:: What the task requires ::
Quote all of the data that follows exactly as written, skipping the images.

· · · ·

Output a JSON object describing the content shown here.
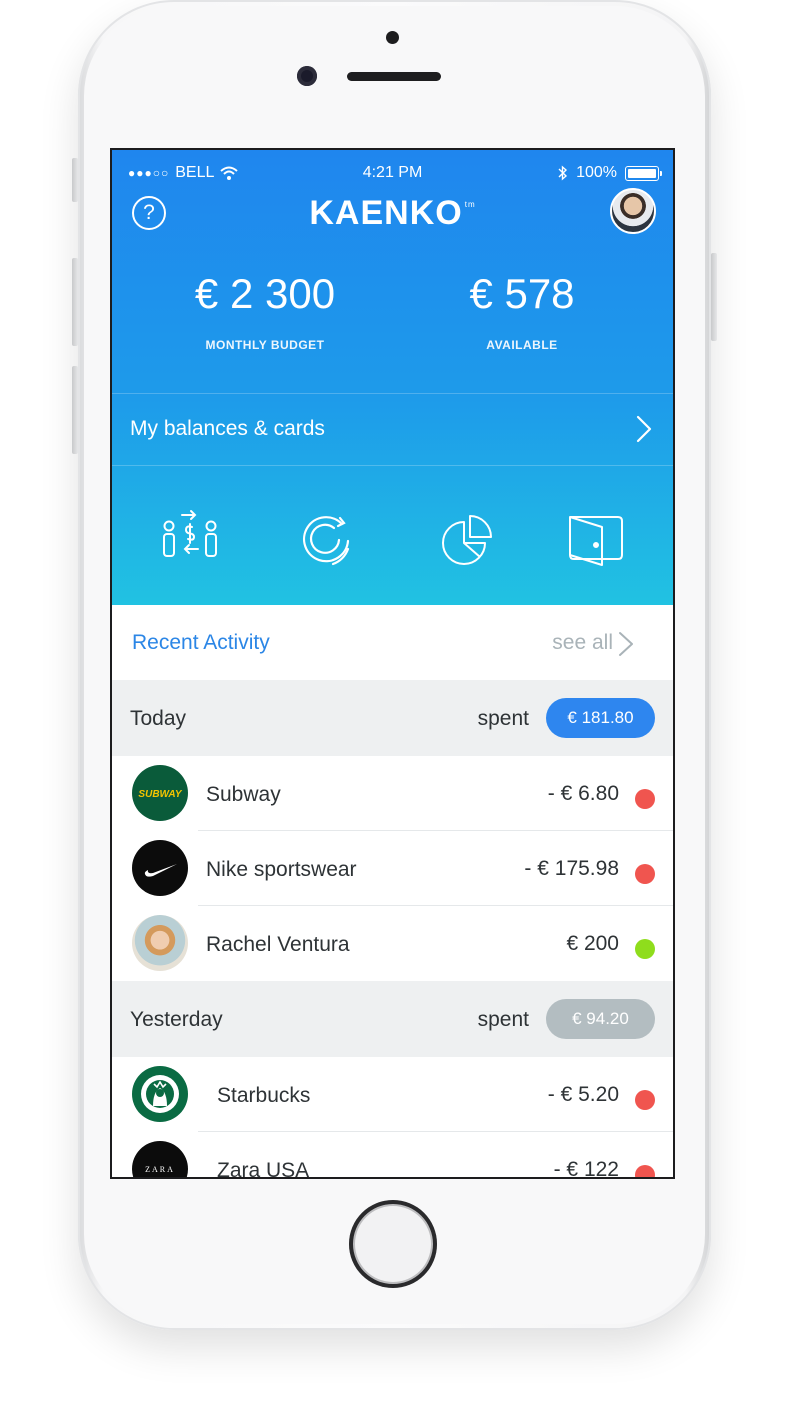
{
  "status_bar": {
    "carrier_dots": "●●●○○",
    "carrier": "BELL",
    "time": "4:21 PM",
    "battery": "100%"
  },
  "header": {
    "logo": "KAENKO",
    "logo_tm": "tm",
    "help": "?",
    "budget": {
      "amount": "€ 2 300",
      "label": "MONTHLY BUDGET"
    },
    "available": {
      "amount": "€ 578",
      "label": "AVAILABLE"
    },
    "balances_link": "My balances & cards",
    "quick_actions": [
      "transfer-icon",
      "cycle-icon",
      "pie-chart-icon",
      "wallet-icon"
    ]
  },
  "recent": {
    "title": "Recent Activity",
    "see_all": "see all"
  },
  "days": [
    {
      "name": "Today",
      "spent_label": "spent",
      "total": "€ 181.80",
      "pill_color": "#2e86ef",
      "transactions": [
        {
          "name": "Subway",
          "amount": "- € 6.80",
          "status_color": "#f0554f",
          "logo_text": "SUBWAY"
        },
        {
          "name": "Nike sportswear",
          "amount": "- € 175.98",
          "status_color": "#f0554f",
          "logo_text": ""
        },
        {
          "name": "Rachel Ventura",
          "amount": "€ 200",
          "status_color": "#8fdd1c",
          "logo_text": ""
        }
      ]
    },
    {
      "name": "Yesterday",
      "spent_label": "spent",
      "total": "€ 94.20",
      "pill_color": "#b3bdc1",
      "transactions": [
        {
          "name": "Starbucks",
          "amount": "- € 5.20",
          "status_color": "#f0554f",
          "logo_text": ""
        },
        {
          "name": "Zara USA",
          "amount": "- € 122",
          "status_color": "#f0554f",
          "logo_text": "ZARA"
        }
      ]
    }
  ]
}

· · · ·

:: Reply ::
Output a JSON object describing the content shown here.
{
  "status_bar": {
    "carrier_dots": "●●●○○",
    "carrier": "BELL",
    "time": "4:21 PM",
    "battery": "100%"
  },
  "header": {
    "logo": "KAENKO",
    "logo_tm": "tm",
    "help": "?",
    "budget": {
      "amount": "€ 2 300",
      "label": "MONTHLY BUDGET"
    },
    "available": {
      "amount": "€ 578",
      "label": "AVAILABLE"
    },
    "balances_link": "My balances & cards",
    "quick_actions": [
      "transfer-icon",
      "cycle-icon",
      "pie-chart-icon",
      "wallet-icon"
    ]
  },
  "recent": {
    "title": "Recent Activity",
    "see_all": "see all"
  },
  "days": [
    {
      "name": "Today",
      "spent_label": "spent",
      "total": "€ 181.80",
      "pill_color": "#2e86ef",
      "transactions": [
        {
          "name": "Subway",
          "amount": "- € 6.80",
          "status_color": "#f0554f",
          "logo_text": "SUBWAY"
        },
        {
          "name": "Nike sportswear",
          "amount": "- € 175.98",
          "status_color": "#f0554f",
          "logo_text": ""
        },
        {
          "name": "Rachel Ventura",
          "amount": "€ 200",
          "status_color": "#8fdd1c",
          "logo_text": ""
        }
      ]
    },
    {
      "name": "Yesterday",
      "spent_label": "spent",
      "total": "€ 94.20",
      "pill_color": "#b3bdc1",
      "transactions": [
        {
          "name": "Starbucks",
          "amount": "- € 5.20",
          "status_color": "#f0554f",
          "logo_text": ""
        },
        {
          "name": "Zara USA",
          "amount": "- € 122",
          "status_color": "#f0554f",
          "logo_text": "ZARA"
        }
      ]
    }
  ]
}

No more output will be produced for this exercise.